• **Listed entries**:
◇ ◇ ◇

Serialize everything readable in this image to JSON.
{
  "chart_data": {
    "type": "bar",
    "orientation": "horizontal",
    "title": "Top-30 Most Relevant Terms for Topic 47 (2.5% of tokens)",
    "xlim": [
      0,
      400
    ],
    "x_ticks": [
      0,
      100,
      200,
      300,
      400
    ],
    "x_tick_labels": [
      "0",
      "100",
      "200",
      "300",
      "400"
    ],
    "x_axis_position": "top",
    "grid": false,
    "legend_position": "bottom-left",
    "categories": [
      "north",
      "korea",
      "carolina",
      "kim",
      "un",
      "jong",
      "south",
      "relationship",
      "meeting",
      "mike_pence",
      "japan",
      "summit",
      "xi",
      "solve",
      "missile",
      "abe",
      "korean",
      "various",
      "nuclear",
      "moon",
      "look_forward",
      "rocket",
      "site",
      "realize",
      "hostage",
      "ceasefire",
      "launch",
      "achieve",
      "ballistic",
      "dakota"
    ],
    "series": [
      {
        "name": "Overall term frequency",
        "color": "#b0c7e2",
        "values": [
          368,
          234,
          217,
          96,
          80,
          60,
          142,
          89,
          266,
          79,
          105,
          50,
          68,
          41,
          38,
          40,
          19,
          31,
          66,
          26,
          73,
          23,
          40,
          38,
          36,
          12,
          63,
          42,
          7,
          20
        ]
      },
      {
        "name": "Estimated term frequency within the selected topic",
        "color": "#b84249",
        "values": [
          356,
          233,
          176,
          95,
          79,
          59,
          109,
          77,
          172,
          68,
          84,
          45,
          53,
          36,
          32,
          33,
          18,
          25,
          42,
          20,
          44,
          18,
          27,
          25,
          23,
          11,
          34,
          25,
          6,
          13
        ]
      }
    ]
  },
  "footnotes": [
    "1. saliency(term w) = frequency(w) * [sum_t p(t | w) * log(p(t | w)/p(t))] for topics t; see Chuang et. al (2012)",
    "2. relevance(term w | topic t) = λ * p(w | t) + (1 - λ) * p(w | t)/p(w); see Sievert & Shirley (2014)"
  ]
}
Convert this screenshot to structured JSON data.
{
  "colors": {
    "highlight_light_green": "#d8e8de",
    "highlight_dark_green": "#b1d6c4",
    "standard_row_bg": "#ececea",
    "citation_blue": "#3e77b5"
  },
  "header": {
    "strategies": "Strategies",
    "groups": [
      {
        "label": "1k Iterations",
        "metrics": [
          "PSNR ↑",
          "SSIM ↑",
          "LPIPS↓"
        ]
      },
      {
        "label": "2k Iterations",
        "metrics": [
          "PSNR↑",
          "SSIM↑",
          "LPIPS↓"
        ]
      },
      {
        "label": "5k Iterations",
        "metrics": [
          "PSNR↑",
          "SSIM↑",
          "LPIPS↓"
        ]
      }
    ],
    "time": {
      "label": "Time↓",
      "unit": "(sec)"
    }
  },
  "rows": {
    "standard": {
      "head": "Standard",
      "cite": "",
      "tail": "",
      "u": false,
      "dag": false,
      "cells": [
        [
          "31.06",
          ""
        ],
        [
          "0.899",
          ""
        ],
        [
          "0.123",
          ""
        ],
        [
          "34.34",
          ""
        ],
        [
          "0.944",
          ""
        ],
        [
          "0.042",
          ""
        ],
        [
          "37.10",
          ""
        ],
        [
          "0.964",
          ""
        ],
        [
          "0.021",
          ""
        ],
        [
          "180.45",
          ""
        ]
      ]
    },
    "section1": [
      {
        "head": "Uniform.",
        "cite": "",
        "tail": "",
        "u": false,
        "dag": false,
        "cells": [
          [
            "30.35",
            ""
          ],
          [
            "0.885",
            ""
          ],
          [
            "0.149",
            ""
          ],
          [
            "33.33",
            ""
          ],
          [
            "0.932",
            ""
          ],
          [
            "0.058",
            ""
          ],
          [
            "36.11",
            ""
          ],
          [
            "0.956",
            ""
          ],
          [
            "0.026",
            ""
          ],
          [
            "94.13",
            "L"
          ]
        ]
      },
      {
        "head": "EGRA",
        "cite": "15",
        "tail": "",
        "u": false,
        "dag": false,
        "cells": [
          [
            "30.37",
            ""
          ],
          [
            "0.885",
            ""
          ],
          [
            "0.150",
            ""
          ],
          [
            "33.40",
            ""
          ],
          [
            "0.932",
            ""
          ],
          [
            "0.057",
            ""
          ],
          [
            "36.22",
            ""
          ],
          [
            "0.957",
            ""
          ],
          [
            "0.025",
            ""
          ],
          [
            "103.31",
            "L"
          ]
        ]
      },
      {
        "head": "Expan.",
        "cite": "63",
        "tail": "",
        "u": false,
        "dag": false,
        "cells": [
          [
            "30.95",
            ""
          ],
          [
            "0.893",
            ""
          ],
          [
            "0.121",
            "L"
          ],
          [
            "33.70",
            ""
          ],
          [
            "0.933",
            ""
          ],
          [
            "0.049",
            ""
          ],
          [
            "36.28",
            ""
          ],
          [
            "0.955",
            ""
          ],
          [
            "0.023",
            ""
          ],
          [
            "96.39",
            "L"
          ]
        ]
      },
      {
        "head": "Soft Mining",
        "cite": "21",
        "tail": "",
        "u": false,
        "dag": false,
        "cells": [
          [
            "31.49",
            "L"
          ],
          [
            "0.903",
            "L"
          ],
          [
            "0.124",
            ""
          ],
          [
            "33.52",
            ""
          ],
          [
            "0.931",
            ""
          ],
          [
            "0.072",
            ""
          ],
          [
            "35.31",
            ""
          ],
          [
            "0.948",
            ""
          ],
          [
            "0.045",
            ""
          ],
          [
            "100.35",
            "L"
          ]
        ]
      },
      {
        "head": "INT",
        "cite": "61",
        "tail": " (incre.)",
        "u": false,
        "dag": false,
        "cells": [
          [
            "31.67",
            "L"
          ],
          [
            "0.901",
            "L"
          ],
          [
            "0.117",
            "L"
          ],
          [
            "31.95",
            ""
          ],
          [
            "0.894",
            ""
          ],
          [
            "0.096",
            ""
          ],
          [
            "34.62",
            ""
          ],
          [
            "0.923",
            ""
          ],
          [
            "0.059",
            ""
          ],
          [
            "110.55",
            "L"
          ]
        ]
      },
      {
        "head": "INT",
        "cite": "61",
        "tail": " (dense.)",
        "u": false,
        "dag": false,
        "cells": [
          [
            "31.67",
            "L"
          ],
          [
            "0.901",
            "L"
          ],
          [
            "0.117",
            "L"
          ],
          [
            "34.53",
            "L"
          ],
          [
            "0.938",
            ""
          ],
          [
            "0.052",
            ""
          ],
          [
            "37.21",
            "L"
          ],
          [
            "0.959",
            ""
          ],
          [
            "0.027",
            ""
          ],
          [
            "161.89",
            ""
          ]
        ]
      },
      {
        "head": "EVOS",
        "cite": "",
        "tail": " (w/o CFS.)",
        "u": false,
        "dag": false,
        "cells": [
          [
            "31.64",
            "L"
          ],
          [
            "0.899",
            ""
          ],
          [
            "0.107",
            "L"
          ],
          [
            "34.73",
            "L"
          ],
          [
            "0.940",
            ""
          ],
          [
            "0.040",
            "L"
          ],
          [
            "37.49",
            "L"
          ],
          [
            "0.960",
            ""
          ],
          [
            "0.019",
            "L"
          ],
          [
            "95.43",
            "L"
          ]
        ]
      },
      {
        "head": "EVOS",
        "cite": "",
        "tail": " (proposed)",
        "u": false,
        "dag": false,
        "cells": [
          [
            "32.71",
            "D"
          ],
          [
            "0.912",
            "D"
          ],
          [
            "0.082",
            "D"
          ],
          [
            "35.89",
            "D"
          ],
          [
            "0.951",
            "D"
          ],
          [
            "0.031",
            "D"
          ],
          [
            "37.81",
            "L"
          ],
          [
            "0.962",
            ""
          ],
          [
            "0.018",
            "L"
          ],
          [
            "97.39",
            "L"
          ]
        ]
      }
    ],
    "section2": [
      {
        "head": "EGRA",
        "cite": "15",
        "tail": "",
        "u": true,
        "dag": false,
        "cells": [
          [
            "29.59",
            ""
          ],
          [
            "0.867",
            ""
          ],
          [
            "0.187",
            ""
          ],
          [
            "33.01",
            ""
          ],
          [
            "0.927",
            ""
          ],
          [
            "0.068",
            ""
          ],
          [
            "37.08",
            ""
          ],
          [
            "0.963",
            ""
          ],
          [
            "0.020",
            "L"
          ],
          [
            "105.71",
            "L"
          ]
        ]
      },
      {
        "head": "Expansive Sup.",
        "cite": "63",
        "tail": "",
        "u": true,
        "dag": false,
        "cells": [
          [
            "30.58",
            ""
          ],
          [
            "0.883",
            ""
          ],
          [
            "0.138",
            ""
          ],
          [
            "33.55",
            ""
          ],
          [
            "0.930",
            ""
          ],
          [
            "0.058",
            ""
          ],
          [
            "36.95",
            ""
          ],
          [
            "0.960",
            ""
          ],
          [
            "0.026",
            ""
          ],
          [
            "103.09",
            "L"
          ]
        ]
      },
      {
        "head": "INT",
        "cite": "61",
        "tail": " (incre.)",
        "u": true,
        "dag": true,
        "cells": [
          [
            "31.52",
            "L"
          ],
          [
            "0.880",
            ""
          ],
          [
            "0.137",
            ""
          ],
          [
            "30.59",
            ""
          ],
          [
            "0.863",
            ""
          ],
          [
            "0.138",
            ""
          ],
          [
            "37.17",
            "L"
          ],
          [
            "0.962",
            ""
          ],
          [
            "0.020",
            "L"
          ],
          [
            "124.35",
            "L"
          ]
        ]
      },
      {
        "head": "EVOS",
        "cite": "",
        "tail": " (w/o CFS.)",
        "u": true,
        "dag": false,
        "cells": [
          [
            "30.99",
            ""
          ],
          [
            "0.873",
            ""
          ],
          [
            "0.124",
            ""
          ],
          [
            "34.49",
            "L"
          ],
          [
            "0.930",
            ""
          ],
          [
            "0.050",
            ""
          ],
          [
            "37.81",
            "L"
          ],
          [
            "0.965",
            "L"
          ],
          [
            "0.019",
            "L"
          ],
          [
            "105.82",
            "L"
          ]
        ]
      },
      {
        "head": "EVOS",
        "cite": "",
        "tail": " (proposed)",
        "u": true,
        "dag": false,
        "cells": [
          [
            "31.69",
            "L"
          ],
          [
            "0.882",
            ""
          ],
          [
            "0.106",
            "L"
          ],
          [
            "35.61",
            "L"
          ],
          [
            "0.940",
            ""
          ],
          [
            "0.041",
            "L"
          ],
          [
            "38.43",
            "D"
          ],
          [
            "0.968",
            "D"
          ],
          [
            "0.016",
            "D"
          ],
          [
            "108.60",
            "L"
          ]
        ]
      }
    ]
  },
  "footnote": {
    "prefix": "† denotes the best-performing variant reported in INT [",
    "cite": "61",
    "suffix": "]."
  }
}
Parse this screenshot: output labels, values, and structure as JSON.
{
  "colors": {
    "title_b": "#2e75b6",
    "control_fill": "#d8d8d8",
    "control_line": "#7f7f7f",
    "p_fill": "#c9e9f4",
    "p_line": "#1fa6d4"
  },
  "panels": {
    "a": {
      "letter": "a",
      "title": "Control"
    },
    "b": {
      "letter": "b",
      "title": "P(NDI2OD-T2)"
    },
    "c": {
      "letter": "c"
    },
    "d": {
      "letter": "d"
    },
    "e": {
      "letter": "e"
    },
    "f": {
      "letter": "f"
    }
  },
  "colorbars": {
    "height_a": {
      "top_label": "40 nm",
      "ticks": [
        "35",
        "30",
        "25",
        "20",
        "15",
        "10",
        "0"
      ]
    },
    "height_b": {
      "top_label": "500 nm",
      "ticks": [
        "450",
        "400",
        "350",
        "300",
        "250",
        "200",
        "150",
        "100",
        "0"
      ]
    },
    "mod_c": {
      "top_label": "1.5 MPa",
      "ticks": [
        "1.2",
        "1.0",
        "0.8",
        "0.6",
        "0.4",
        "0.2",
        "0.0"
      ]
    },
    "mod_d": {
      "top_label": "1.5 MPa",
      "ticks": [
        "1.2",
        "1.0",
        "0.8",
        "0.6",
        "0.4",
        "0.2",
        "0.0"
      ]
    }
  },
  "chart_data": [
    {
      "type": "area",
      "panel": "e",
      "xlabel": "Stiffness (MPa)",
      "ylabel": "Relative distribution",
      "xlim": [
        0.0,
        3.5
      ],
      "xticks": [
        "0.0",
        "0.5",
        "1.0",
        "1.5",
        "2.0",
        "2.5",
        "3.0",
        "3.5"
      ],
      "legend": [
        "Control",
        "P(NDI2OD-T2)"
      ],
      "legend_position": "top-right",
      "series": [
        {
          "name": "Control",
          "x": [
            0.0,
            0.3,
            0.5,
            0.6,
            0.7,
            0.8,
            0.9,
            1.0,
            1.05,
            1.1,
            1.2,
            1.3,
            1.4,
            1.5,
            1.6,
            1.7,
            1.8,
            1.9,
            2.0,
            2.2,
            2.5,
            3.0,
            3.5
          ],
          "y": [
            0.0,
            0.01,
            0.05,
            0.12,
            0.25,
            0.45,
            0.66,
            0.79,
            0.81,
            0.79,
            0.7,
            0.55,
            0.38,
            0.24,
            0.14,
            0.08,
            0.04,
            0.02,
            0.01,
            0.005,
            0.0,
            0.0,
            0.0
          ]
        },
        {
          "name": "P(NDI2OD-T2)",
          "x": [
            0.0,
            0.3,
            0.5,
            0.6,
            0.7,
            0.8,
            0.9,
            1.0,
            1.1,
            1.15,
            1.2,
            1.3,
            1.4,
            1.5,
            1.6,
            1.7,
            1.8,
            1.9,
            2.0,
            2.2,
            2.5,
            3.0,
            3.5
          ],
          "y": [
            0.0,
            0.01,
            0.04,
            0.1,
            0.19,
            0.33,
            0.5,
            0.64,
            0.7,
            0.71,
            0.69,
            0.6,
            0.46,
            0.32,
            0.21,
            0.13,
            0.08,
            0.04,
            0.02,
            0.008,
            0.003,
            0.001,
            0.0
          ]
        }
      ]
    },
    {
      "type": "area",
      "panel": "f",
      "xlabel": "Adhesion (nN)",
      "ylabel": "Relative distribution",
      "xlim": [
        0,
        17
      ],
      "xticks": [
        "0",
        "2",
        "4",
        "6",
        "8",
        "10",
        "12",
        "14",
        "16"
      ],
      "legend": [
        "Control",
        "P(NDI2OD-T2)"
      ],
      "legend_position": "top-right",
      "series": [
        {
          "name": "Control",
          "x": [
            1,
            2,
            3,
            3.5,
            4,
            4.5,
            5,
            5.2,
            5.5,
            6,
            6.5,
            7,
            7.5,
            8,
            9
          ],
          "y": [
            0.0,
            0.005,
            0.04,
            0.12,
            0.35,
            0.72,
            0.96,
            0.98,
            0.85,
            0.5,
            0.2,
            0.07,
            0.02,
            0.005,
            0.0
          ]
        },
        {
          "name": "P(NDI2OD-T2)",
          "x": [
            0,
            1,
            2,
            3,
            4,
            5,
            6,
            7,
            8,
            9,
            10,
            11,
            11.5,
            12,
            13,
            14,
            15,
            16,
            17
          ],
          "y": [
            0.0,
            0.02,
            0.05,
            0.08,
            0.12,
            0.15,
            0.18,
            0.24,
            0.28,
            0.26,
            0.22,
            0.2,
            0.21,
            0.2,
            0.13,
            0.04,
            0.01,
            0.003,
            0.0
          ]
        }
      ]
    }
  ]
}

◇ ◇ ◇

• **What is asked**: Identify and extract each line of the listing that contains "letter".

• **Answer for the task**:
      "letter": "a",
      "letter": "b",
      "letter": "c"
      "letter": "d"
      "letter": "e"
      "letter": "f"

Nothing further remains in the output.